# Do this
Pull out every line below that holds the word "rowerowego".

# Given information
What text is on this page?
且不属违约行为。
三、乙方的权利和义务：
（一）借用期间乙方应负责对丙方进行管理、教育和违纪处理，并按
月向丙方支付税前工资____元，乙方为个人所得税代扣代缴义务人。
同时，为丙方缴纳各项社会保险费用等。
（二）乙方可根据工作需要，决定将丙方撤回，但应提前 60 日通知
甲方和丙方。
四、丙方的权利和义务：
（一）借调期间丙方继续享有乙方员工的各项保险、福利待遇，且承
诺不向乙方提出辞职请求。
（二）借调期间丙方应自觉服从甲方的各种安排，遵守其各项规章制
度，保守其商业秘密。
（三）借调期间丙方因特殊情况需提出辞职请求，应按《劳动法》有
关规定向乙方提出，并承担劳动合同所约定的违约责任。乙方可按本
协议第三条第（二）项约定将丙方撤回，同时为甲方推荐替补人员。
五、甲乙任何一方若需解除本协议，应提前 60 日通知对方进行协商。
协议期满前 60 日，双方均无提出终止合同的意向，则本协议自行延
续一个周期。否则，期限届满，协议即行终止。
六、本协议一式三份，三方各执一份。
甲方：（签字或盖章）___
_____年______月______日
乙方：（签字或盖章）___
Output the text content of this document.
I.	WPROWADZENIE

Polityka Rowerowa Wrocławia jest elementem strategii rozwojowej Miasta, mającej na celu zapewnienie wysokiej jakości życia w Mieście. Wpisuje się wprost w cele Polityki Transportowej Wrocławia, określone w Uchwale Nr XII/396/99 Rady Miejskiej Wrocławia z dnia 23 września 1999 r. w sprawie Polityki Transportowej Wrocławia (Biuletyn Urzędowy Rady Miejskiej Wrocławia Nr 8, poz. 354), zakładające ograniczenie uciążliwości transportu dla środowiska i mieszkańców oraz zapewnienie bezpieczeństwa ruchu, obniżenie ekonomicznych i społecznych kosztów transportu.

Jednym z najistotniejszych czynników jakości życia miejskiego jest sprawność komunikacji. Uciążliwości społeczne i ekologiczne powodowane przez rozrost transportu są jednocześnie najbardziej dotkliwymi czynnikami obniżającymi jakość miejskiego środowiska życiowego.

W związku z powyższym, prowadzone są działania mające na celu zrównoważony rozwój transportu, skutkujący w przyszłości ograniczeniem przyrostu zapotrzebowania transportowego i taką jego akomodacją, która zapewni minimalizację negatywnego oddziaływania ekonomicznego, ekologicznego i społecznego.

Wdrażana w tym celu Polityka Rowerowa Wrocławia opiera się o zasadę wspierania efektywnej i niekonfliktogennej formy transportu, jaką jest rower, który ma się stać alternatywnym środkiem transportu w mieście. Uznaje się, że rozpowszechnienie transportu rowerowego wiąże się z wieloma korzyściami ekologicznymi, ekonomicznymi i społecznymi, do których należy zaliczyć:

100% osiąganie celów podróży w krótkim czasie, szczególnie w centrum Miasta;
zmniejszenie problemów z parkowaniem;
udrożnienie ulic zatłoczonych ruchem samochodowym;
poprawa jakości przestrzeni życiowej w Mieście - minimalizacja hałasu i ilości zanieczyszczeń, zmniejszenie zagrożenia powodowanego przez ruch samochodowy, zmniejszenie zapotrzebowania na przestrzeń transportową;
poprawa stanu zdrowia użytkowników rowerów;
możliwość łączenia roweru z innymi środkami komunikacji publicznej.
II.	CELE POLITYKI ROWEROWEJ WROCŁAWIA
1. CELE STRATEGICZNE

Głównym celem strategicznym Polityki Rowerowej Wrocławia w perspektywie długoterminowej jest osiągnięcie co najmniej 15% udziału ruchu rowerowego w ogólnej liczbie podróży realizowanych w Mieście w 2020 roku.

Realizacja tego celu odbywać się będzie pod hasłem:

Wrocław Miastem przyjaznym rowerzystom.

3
--
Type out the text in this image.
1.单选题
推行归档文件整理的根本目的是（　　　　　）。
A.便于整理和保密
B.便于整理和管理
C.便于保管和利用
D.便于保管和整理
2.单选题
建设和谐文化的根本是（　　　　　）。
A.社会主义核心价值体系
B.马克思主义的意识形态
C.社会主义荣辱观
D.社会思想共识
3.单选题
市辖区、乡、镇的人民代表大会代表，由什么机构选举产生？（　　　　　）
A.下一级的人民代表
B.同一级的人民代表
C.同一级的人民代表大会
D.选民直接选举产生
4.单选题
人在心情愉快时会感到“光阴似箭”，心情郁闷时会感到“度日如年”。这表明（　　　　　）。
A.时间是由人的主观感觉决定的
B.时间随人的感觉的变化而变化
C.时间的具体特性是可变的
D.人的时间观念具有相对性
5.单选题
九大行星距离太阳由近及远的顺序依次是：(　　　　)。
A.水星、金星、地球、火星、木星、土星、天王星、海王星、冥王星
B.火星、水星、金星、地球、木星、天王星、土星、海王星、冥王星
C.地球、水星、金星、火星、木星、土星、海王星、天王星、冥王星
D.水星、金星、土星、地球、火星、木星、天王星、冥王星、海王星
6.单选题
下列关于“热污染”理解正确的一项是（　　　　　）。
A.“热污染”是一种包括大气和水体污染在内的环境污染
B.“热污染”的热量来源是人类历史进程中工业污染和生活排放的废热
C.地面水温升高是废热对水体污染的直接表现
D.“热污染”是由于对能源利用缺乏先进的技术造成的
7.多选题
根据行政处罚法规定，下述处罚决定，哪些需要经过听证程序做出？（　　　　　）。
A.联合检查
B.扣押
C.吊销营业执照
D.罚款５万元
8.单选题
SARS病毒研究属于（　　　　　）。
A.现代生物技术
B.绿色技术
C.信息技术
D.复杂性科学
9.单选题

# Solution to this problem
Wdrażana w tym celu Polityka Rowerowa Wrocławia opiera się o zasadę wspierania efektywnej i niekonfliktogennej formy transportu, jaką jest rower, który ma się stać alternatywnym środkiem transportu w mieście. Uznaje się, że rozpowszechnienie transportu rowerowego wiąże się z wieloma korzyściami ekologicznymi, ekonomicznymi i społecznymi, do których należy zaliczyć:
Głównym celem strategicznym Polityki Rowerowej Wrocławia w perspektywie długoterminowej jest osiągnięcie co najmniej 15% udziału ruchu rowerowego w ogólnej liczbie podróży realizowanych w Mieście w 2020 roku.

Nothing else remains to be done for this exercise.